__JOB__
Go through the lines below and copy each one that holds the string "Aujourd".
==== ENTRIES ====
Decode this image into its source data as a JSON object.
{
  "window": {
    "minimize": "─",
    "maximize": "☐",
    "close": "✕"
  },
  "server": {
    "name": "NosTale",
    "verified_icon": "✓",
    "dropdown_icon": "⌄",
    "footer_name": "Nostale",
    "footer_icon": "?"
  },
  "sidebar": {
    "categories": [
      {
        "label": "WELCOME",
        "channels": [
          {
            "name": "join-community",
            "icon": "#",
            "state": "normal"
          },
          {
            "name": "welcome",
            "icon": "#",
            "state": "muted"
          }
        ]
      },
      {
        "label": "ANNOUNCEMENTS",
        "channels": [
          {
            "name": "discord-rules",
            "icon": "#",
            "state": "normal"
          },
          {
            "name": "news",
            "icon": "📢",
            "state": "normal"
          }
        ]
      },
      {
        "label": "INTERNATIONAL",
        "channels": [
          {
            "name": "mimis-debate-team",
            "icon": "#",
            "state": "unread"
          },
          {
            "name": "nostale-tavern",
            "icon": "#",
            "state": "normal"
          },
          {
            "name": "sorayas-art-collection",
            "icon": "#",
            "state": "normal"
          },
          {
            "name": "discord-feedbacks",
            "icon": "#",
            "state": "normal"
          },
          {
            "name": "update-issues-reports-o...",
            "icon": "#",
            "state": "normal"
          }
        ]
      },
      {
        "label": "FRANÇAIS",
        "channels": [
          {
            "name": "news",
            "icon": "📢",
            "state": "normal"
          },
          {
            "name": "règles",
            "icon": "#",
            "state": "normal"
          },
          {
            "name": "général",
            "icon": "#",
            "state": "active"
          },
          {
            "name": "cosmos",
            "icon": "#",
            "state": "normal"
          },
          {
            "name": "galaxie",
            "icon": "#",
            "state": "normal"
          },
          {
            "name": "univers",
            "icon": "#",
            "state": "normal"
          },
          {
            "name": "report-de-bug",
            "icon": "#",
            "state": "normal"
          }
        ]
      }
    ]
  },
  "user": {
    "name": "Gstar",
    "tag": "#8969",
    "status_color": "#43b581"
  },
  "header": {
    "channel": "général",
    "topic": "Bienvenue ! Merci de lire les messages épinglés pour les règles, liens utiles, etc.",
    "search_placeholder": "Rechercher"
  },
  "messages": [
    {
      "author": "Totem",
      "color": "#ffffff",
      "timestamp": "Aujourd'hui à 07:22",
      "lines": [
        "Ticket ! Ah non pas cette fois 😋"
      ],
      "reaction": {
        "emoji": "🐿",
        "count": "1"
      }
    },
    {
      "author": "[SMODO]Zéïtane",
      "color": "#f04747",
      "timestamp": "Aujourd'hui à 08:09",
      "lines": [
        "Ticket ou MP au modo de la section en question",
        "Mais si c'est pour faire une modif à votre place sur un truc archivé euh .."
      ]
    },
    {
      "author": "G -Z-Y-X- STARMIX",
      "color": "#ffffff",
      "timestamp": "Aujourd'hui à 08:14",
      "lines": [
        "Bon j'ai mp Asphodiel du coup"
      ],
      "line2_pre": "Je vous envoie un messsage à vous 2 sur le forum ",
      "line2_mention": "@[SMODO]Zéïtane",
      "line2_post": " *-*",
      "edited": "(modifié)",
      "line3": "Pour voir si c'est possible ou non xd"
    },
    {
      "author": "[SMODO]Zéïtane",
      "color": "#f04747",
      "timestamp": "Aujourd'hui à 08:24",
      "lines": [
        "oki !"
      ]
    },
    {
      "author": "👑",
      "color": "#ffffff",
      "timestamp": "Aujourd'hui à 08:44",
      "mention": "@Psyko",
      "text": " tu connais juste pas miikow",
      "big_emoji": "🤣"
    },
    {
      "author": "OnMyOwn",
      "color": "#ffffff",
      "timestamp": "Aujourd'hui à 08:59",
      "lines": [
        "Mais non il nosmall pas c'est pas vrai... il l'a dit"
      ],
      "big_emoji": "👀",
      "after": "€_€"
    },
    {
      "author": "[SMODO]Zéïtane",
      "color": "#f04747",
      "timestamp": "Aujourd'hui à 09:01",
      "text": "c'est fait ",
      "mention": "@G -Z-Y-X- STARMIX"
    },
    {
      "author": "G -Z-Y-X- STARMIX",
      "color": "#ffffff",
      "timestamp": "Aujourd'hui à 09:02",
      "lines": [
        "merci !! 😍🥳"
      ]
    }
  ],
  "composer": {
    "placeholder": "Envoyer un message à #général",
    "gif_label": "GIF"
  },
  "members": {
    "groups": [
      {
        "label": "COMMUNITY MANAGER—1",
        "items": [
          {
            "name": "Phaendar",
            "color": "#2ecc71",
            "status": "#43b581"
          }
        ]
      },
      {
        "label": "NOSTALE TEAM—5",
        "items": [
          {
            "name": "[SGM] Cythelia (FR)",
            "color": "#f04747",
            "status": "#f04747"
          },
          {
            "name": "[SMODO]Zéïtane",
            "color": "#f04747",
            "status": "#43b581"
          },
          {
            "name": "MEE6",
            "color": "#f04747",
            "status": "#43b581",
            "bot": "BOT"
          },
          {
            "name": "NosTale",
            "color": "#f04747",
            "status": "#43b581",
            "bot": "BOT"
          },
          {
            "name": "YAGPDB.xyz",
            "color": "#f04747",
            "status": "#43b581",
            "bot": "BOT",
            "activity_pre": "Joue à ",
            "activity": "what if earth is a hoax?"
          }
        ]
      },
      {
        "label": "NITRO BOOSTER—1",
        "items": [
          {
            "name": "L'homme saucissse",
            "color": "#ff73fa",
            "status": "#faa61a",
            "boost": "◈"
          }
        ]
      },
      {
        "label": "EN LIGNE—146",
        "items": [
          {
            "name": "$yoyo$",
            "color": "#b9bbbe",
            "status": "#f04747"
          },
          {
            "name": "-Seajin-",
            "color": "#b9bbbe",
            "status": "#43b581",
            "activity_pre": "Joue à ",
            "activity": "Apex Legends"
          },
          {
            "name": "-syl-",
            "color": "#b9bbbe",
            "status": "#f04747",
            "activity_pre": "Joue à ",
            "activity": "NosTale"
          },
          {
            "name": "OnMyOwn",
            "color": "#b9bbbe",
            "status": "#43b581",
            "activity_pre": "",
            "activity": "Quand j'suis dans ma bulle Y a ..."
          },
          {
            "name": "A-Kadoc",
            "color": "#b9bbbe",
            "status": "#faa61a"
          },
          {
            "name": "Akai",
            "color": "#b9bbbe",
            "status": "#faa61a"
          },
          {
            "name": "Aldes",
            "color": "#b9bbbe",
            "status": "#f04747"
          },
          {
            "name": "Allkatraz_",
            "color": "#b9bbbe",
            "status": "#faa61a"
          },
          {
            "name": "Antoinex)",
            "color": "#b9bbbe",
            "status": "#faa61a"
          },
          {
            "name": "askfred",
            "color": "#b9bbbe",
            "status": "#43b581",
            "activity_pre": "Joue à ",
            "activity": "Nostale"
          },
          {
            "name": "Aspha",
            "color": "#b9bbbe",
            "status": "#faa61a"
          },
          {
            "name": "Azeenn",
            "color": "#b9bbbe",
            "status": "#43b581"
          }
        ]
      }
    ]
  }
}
====
__CORRECT ANSWER__
      "timestamp": "Aujourd'hui à 07:22",
      "timestamp": "Aujourd'hui à 08:09",
      "timestamp": "Aujourd'hui à 08:14",
      "timestamp": "Aujourd'hui à 08:24",
      "timestamp": "Aujourd'hui à 08:44",
      "timestamp": "Aujourd'hui à 08:59",
      "timestamp": "Aujourd'hui à 09:01",
      "timestamp": "Aujourd'hui à 09:02",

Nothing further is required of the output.